§ DESCRIPTION OF THE TASK: Filter the lines below, copying only those with the string "sendawa".

§ SUPPLIED DATA:
——

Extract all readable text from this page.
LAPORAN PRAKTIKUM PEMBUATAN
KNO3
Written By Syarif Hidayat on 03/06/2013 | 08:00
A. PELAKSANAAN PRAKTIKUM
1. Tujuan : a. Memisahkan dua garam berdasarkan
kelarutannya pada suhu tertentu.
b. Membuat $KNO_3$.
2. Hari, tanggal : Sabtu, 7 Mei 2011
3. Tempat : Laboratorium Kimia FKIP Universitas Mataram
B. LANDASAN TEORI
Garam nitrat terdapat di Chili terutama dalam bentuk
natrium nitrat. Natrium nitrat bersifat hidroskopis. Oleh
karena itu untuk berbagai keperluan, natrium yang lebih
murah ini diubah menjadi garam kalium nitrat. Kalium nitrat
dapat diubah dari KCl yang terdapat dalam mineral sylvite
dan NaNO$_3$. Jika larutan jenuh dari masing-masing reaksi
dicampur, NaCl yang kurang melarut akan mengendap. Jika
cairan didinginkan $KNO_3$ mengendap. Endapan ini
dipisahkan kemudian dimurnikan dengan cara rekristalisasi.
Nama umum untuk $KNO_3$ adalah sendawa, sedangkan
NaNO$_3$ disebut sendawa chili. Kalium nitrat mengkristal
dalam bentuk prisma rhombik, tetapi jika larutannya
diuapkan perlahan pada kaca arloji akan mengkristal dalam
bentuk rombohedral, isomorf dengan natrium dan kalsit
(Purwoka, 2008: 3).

——

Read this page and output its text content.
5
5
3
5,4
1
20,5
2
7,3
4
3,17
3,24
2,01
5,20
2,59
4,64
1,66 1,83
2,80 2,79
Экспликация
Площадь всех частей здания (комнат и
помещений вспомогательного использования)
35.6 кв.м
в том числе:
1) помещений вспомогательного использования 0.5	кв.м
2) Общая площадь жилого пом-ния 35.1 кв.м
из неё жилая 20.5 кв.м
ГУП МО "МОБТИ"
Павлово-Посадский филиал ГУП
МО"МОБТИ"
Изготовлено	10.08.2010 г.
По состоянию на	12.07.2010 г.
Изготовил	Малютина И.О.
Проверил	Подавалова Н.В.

——

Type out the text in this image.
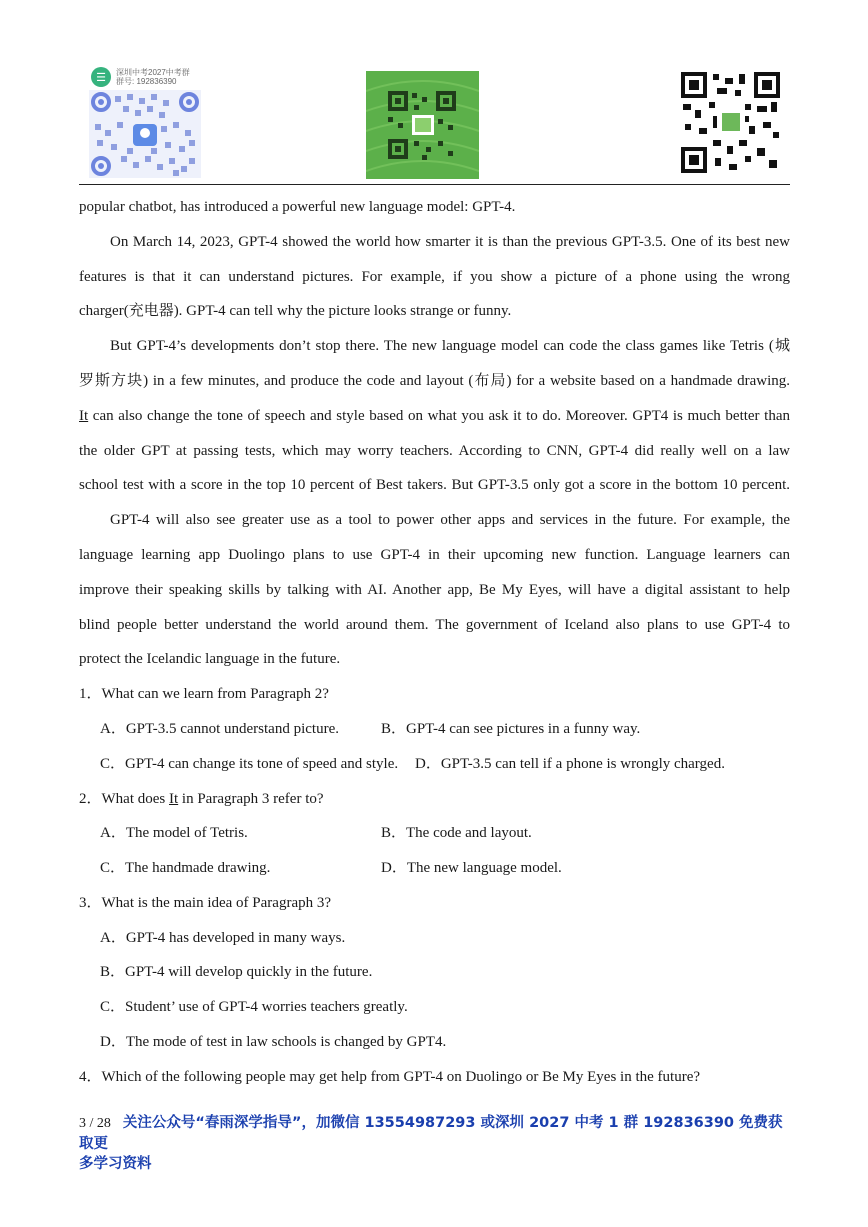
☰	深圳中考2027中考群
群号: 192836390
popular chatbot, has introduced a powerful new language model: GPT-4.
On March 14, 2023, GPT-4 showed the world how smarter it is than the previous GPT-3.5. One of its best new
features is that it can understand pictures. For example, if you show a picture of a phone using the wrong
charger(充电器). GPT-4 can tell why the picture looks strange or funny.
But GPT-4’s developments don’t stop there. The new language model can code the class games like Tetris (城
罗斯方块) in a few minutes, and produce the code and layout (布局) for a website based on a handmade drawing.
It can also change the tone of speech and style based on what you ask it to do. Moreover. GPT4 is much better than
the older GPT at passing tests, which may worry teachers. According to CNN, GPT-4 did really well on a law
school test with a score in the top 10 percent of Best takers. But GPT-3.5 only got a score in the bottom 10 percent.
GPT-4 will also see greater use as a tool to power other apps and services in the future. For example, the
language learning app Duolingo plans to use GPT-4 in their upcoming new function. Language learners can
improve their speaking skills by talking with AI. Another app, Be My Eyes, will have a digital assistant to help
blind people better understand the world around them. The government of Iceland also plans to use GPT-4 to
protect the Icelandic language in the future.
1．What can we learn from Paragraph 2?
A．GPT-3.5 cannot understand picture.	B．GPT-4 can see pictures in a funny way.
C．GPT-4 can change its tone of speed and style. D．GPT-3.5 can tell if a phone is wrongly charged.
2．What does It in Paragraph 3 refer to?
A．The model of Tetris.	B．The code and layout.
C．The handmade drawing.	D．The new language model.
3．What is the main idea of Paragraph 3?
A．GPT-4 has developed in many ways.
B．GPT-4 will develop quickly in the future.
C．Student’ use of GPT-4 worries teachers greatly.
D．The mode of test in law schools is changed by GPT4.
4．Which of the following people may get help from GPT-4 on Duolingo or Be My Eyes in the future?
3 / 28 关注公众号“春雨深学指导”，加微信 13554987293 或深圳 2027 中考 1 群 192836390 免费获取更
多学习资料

——

§ ANSWER:
Nama umum untuk $KNO_3$ adalah sendawa, sedangkan
NaNO$_3$ disebut sendawa chili. Kalium nitrat mengkristal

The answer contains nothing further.